▶ _本文_:
こうしてみると、mp3 encoder は Fortran による数値計算でよく見かけるものの組み合わせのアナロジーで理解できることが分かります。そうして、このアナロジーが mp3 encoder の制作を容易にするとともに、先入観により誤りを見つけるのを困難にしていました。

先入観による誤り

さて長く解決できなかった問題は、4 番目の残差ベクトルの最小化の極値探索の部分です。残差の部分を関数空間の重み付きの距離問題 $\int |f(x)-g(x)|^p w(x) dx$ のイメージで捕えて、なんとなく $f(x),g(x)$ も滑らかな連続関数と思い込んでしまいました。このため二重に誤りを招きました。

ここにきてデジタル信号処理の基礎知識の欠落が問題になりました。

離散値の問題

ひとつは残差を減らすように 21次元の scale factor を変えるところで、連続関数でグラジエント ($\nabla $) を取るイメージで、残差が許容値を超えている場合対応する scale factor 全てを一斉に変化させましたが、量子化されているために最小変化量が 1 で変化が大きくなりすぎて、極値を通り過ぎて探索に失敗していました。連続変数なら $(1,1,1)/\sqrt3$ と規格化される所が、最小変化量が1なので $(1,1,1)$ で変化して行き過ぎるようなものです。離散値を取るデジタルの場合、いちどにパラメータ1個変化させるのが基本のようです。

dB の問題

信号処理ではよく縦軸が対数を取った dB になっていますが、dB のセンスが無かったために、残差の距離の計算は対数を取る前の真値での差の(重み付きの)相加平均で良いと思い込んでいました。確かにダイナミックレンジが大きいので、対数を取るのはもっともだとは思ったのですが、対数値で相加平均を取ると真値では相乗平均になってしまうので、関数間の距離が積で定義されることになって ($\prod |f(x)/g(x)|dx$) 何か納得がいかない気がした覚えがあります。

普通ならばとりあえず分野の常識に従ってよく考えてみるところですが、「dB よくワカラン」で済ませたのが失敗でした。よくよく考えると、周波数空間での波形は正弦波のフーリエ変換がデルタ関数になることから分かるように、ギザギザした不連続でいたるところ微分不能な形をイメージする方が適切で、差よりも比で距離を定義する方が合理的な気もします。実際、対数で残差を定めた方が良い結果が得られます。

心理音響解析 psychoacoustic analysis

上記の修正によって、残差を小さくする極値探索の部分も期待した動きをするようになったので、残差の許容値(masking 閾値と同じもの)を与える心理音響解析ルーチンも新たに作りました。心理音響解析というと、難しそうで長年ビビッていましたが、背後の理屈はともかく形式的には FFT を何本かづつ束ねたあと耳に固有の spreading function という単純な関数と畳み込みを取るだけのもので、Fortran では数行で書けてしまいます。

モデルとしては、昔にネットの掲示板で紹介されていた F. Baumgarte, C. Ferekidis and H. Fuchs の "A Nonlinear Psychoacoustic Model Applied to the ISO MPEG Layer 3 Coder" を用いました。

▶ _取り組む課題_:
mp3 エンコーダの制作に関する本文について、次の問いに答えてください。
1. 量子化されているため、scale factor の最小変化量はいくつですか。
2. 残差の許容値は何と同じものだと述べられていますか。
3. 心理音響解析のモデルとして用いた論文の題名は何ですか。

▶ _コレクションに保存された項目_:
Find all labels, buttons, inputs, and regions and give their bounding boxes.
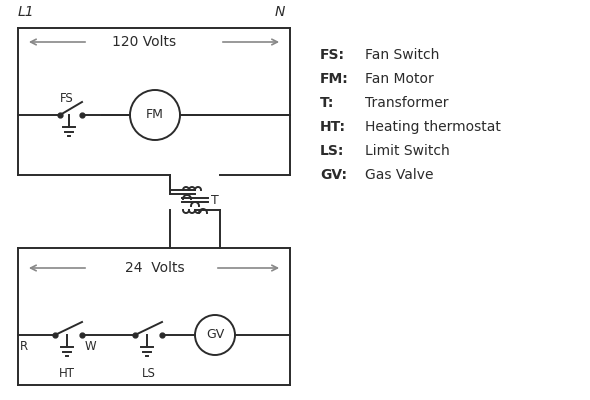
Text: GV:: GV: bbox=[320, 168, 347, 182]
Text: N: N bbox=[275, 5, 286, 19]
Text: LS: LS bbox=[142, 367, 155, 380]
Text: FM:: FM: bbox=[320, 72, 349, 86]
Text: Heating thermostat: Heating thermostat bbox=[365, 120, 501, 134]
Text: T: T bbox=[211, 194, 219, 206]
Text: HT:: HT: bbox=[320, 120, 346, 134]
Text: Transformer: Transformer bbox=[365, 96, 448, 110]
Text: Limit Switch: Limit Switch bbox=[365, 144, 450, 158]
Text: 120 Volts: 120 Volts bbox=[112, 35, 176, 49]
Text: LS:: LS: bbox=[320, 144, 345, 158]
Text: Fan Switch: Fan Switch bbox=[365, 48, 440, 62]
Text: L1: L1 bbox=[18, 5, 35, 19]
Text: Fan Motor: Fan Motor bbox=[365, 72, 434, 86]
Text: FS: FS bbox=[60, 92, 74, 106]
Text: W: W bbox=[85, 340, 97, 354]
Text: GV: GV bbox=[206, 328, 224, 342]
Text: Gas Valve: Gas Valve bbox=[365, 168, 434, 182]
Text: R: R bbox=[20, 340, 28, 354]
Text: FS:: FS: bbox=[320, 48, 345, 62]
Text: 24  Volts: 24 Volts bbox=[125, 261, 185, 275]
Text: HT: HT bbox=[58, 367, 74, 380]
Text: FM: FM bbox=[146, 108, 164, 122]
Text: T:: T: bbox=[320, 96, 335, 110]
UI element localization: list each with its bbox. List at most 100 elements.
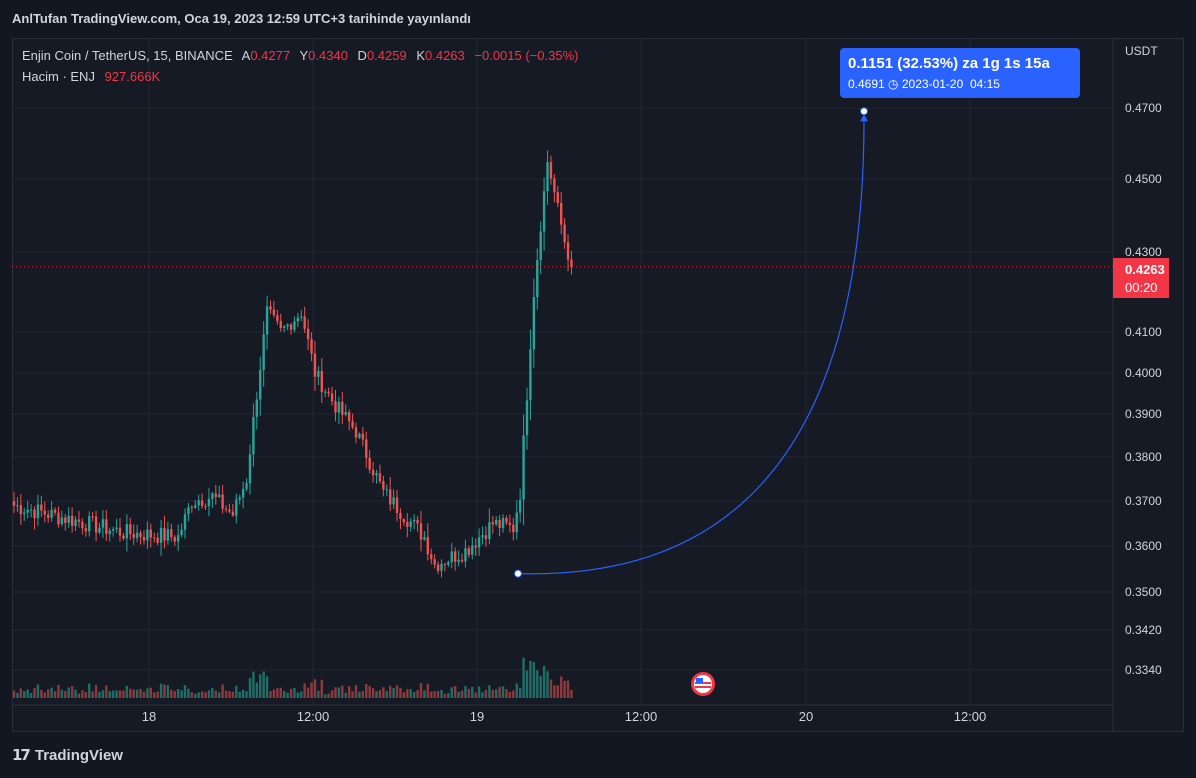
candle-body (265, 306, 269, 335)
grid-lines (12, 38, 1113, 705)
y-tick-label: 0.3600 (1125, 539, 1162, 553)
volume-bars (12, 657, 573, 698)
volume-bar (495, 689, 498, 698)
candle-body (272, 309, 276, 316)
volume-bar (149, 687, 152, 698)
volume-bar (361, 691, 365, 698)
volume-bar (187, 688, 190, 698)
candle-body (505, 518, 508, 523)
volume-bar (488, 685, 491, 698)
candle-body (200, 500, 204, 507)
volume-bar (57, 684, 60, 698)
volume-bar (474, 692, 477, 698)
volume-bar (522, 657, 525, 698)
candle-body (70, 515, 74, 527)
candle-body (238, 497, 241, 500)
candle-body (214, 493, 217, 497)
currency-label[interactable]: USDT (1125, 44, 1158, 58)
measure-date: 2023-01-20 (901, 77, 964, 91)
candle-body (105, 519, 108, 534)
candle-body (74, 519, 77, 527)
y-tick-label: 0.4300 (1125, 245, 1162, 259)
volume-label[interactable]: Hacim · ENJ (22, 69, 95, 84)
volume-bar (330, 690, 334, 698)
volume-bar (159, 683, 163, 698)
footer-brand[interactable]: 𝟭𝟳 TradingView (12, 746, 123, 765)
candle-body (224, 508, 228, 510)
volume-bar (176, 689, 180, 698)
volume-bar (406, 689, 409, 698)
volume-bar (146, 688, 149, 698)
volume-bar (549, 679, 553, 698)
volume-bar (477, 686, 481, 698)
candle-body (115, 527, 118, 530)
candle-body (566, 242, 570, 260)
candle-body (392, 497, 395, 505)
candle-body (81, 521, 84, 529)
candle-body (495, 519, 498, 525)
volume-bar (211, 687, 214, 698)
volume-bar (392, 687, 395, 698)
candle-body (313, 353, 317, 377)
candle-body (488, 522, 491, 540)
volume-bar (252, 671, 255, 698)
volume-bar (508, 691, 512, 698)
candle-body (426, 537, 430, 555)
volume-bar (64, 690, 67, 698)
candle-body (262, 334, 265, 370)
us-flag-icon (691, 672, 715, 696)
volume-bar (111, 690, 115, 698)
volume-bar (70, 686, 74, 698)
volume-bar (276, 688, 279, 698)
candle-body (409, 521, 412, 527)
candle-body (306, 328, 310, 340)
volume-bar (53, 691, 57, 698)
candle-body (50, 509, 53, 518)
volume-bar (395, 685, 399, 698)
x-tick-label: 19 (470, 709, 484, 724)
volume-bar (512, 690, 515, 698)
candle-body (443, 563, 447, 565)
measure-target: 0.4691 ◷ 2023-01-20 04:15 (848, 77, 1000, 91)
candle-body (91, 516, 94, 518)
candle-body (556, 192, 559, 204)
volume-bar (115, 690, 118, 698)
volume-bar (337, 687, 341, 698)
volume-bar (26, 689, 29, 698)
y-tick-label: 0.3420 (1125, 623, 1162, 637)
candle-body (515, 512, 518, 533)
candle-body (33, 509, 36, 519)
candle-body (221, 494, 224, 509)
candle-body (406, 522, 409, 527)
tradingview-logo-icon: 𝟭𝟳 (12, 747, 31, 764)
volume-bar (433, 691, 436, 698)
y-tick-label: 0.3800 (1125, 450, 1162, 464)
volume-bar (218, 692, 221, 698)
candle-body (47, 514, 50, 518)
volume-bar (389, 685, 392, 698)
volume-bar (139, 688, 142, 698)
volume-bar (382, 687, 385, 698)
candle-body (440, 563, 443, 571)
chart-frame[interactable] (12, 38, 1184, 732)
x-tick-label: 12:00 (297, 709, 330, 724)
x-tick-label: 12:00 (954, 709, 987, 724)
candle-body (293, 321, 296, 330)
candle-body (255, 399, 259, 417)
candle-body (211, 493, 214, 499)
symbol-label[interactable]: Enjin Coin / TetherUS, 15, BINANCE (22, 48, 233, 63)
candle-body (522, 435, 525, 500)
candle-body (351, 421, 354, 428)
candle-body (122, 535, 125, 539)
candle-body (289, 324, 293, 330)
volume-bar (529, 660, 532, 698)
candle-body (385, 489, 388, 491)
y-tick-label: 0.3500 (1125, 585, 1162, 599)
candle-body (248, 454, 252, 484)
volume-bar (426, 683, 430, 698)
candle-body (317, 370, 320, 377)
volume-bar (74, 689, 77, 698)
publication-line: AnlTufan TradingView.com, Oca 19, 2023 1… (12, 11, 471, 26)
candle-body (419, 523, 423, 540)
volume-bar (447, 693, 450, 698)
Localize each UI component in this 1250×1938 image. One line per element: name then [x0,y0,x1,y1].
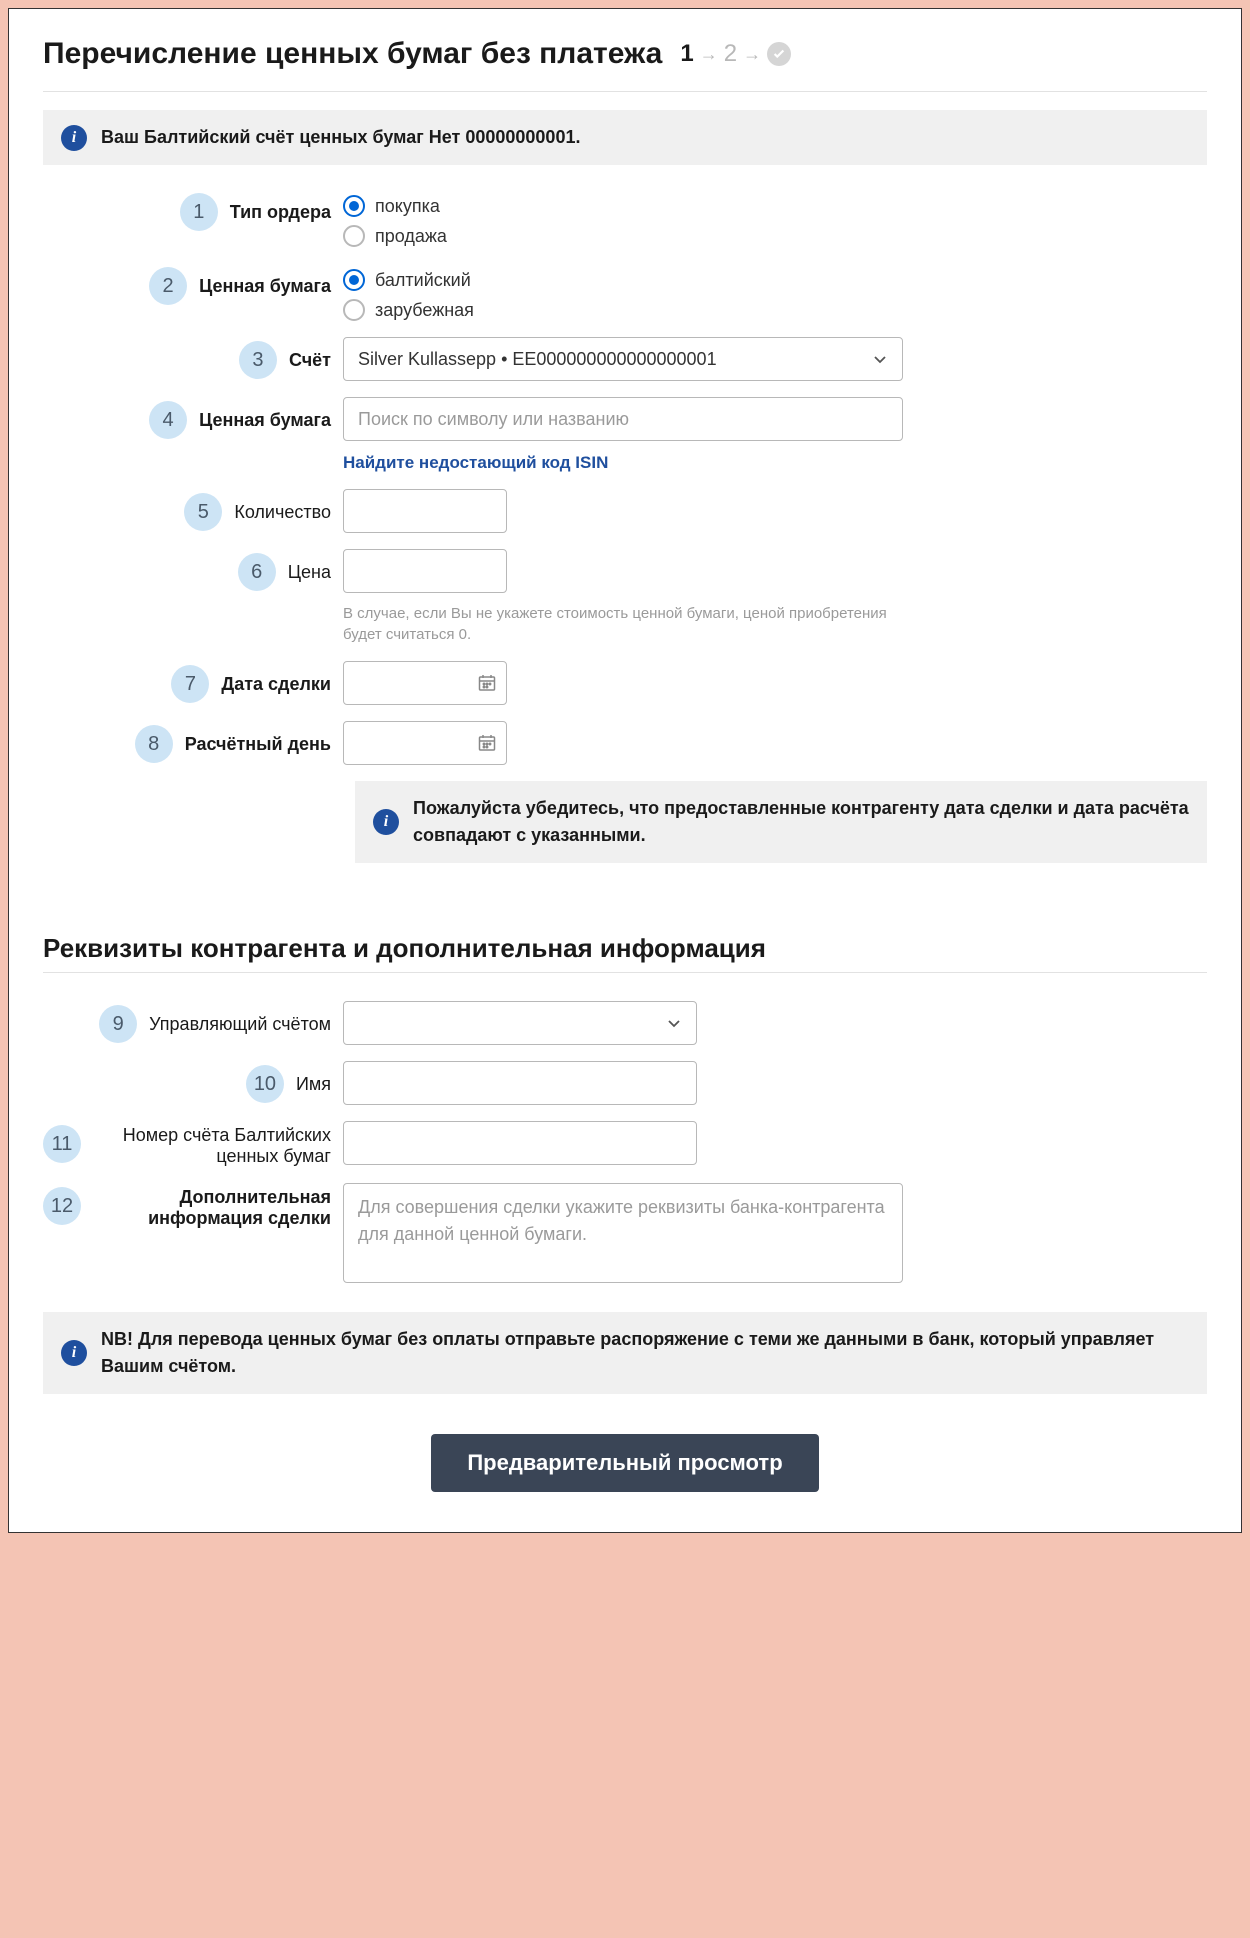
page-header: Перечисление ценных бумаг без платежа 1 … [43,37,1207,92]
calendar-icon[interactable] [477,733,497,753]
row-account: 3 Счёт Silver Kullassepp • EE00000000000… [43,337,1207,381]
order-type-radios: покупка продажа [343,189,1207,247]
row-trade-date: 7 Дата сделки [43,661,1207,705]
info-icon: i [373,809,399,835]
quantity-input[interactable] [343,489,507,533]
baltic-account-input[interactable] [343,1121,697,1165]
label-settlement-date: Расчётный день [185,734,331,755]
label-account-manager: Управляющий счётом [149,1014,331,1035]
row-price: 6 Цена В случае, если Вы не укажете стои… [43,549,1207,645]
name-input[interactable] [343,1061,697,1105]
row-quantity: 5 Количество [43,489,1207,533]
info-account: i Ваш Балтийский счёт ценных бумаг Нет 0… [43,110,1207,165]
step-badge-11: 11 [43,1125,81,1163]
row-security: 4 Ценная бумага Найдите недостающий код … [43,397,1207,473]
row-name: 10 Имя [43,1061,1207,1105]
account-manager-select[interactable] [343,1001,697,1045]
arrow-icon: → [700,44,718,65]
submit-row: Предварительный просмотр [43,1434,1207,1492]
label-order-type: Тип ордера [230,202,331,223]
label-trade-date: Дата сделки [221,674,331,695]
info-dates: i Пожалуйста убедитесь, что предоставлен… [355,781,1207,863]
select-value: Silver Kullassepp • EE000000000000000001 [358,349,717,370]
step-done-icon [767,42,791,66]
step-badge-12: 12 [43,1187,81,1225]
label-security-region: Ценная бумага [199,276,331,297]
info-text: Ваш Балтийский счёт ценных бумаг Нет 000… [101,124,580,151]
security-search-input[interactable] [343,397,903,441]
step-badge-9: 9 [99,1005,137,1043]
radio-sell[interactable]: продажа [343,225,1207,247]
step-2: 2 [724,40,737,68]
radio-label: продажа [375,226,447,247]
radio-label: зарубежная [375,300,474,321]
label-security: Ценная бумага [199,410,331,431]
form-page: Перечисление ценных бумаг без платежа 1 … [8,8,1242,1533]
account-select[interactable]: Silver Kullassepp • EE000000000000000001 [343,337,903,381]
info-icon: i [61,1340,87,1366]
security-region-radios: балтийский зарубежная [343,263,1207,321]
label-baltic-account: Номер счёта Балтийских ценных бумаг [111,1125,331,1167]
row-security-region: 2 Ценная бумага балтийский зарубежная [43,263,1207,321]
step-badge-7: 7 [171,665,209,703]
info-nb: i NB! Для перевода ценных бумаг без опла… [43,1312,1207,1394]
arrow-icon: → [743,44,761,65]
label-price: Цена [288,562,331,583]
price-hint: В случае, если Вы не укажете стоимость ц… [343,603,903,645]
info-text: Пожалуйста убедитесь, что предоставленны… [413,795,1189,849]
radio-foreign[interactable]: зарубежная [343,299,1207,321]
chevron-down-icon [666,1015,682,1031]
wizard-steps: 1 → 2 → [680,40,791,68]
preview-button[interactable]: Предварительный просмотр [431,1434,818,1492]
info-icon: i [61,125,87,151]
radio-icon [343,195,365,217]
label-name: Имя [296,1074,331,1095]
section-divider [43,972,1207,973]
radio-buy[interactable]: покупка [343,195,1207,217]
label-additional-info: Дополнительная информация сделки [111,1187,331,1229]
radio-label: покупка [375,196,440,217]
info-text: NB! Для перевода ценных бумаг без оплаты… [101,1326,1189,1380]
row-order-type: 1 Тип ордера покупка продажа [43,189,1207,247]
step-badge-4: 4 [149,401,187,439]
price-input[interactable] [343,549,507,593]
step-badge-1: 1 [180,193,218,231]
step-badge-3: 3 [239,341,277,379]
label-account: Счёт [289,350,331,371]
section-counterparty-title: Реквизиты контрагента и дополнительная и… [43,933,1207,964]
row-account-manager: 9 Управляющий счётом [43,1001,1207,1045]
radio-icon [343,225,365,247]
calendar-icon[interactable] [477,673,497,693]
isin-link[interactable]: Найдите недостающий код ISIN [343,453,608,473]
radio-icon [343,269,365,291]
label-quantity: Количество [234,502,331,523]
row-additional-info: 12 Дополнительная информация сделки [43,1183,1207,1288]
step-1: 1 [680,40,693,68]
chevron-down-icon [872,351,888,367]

▶ _課題の解答_:
1. scale factor の最小変化量は 1 です。
2. 残差の許容値は masking 閾値と同じものです。
3. 論文の題名は "A Nonlinear Psychoacoustic Model Applied to the ISO MPEG Layer 3 Coder" です。